---------- GIVEN RECORDS ----------
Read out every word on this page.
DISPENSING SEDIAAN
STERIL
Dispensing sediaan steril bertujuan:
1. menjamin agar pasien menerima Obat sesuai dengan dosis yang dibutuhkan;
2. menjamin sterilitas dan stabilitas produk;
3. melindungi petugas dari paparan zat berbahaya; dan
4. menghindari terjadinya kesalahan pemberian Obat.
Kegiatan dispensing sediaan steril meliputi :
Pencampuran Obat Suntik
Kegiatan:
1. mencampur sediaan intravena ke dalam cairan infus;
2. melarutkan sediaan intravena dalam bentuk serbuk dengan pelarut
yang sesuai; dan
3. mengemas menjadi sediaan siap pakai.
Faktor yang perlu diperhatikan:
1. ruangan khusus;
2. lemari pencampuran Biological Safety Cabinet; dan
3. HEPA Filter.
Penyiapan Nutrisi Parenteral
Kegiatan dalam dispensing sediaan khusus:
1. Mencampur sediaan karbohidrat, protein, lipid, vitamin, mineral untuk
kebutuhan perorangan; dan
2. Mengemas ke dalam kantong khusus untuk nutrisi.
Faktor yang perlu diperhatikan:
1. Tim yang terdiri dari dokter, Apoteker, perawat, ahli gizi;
----------
§ **THE TASK**: State the number of lines above that contain "dalam". Write nothing besides it.

§ **SOLUTION TO THE PROBLEM**: 4